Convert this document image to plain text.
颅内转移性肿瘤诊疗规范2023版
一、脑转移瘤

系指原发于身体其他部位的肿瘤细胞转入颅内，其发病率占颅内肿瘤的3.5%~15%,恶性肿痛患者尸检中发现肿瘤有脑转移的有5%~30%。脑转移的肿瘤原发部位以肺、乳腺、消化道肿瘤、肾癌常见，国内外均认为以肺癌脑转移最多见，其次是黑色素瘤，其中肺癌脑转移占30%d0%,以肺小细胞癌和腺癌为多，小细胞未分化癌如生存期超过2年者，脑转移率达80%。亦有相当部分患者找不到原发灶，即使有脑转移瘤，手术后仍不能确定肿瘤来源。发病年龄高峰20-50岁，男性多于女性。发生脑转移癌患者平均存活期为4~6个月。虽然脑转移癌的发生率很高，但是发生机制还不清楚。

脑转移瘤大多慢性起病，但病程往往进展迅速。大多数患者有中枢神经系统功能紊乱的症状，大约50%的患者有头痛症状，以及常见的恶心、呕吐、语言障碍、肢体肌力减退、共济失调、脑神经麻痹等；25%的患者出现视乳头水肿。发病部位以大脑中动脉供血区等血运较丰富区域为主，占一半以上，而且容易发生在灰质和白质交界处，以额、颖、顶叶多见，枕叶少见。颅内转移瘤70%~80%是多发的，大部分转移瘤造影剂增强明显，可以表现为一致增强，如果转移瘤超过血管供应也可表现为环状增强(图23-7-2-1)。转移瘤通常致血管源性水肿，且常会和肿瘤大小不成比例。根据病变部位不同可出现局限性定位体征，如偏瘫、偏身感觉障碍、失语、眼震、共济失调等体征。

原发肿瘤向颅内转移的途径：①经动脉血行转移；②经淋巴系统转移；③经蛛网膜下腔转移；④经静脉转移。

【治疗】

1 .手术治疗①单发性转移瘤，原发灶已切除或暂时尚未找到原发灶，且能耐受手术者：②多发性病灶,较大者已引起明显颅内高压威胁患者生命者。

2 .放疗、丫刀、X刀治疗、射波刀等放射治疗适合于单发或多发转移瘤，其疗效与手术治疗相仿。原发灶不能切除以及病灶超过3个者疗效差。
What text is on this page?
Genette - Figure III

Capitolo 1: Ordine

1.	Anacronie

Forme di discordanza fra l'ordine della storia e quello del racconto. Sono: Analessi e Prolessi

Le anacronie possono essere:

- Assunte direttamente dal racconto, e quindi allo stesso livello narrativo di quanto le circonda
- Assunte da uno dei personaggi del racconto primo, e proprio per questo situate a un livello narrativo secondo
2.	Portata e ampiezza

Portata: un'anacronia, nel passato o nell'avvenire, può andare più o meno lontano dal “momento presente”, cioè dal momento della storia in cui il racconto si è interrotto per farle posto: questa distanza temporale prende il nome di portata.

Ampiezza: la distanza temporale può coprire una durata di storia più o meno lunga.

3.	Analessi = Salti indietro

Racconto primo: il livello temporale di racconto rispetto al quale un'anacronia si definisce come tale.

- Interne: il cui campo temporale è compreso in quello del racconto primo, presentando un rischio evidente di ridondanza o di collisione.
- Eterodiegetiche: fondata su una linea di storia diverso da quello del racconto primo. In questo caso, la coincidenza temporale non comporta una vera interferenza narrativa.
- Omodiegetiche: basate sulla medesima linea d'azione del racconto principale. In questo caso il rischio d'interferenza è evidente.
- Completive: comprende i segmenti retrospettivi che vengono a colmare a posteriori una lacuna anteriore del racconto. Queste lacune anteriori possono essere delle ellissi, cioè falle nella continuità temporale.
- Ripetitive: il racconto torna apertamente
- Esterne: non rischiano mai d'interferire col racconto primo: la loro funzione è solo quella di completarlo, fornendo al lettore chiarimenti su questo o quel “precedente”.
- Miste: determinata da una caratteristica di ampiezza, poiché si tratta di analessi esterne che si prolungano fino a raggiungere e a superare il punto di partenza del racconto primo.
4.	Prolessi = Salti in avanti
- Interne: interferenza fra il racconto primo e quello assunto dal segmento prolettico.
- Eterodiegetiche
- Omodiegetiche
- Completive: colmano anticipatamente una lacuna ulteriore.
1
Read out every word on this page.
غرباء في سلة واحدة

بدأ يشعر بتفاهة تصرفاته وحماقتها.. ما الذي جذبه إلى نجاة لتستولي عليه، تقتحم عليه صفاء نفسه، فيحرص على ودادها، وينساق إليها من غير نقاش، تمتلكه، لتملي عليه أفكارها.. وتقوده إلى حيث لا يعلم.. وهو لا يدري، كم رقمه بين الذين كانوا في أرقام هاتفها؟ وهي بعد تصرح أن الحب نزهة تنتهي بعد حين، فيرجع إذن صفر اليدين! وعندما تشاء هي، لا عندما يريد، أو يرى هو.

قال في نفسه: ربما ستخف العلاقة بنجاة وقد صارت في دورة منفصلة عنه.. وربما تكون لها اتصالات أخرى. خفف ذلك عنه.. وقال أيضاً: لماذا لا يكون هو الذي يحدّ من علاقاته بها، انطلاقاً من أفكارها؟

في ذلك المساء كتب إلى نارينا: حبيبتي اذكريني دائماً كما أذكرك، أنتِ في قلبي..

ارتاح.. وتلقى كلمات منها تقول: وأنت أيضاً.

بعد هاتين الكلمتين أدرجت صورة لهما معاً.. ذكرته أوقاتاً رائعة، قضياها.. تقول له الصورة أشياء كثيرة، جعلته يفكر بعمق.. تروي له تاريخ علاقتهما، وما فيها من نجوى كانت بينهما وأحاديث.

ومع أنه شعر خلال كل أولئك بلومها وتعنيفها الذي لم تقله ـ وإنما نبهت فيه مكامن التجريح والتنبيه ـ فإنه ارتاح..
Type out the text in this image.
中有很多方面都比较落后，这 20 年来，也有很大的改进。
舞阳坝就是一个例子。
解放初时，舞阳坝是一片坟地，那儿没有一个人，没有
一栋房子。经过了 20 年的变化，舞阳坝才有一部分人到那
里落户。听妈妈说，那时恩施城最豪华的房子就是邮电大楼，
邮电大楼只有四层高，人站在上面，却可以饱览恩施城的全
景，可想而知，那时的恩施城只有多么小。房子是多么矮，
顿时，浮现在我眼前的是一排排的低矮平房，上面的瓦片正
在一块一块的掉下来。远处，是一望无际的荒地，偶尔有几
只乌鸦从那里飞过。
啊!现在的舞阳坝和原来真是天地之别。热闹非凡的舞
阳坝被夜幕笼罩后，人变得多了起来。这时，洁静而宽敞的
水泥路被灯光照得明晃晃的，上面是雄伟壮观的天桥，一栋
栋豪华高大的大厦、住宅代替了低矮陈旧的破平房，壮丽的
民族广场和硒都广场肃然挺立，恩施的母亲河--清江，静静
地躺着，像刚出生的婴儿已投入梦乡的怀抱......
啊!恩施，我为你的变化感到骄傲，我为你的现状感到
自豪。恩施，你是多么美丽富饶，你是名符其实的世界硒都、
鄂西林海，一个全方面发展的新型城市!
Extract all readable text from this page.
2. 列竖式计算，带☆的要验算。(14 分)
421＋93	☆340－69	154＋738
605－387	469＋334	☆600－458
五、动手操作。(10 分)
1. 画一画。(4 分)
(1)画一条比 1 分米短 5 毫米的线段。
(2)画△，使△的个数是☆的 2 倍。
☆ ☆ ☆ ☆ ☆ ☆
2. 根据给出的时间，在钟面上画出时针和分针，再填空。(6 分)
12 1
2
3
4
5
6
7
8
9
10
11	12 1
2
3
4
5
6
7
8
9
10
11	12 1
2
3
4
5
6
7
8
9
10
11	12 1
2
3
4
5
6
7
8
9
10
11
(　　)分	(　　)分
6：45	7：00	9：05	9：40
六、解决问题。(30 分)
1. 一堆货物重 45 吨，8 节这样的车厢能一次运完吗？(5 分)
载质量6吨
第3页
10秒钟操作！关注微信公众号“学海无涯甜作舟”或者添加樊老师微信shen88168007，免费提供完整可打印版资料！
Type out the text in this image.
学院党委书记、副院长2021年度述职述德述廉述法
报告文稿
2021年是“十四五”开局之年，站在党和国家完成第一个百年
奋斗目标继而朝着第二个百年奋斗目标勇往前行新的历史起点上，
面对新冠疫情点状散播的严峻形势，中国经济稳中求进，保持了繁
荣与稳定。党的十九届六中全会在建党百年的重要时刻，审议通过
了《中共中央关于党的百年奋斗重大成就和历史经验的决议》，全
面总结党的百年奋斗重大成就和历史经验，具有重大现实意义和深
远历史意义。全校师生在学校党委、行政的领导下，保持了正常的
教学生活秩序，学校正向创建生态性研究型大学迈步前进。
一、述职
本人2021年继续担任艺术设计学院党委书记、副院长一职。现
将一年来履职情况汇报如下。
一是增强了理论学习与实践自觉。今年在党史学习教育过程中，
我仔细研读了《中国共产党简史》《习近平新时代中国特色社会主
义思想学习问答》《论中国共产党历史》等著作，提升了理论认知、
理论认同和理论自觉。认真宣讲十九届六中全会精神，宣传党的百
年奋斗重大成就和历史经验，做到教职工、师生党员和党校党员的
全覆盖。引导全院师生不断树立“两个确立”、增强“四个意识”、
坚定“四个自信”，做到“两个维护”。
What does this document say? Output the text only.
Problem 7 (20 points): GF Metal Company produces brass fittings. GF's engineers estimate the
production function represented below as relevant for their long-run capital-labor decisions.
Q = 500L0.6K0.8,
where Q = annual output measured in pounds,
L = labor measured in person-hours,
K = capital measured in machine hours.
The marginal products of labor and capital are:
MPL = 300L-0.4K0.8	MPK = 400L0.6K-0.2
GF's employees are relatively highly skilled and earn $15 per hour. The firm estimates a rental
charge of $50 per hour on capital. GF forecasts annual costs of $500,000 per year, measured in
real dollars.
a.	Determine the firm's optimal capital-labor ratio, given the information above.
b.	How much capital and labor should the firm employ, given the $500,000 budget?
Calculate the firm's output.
════════
## Work instructions:
Write out every line of the listing that holds the word "Interne".

## The output:
- Interne: il cui campo temporale è compreso in quello del racconto primo, presentando un rischio evidente di ridondanza o di collisione.
- Interne: interferenza fra il racconto primo e quello assunto dal segmento prolettico.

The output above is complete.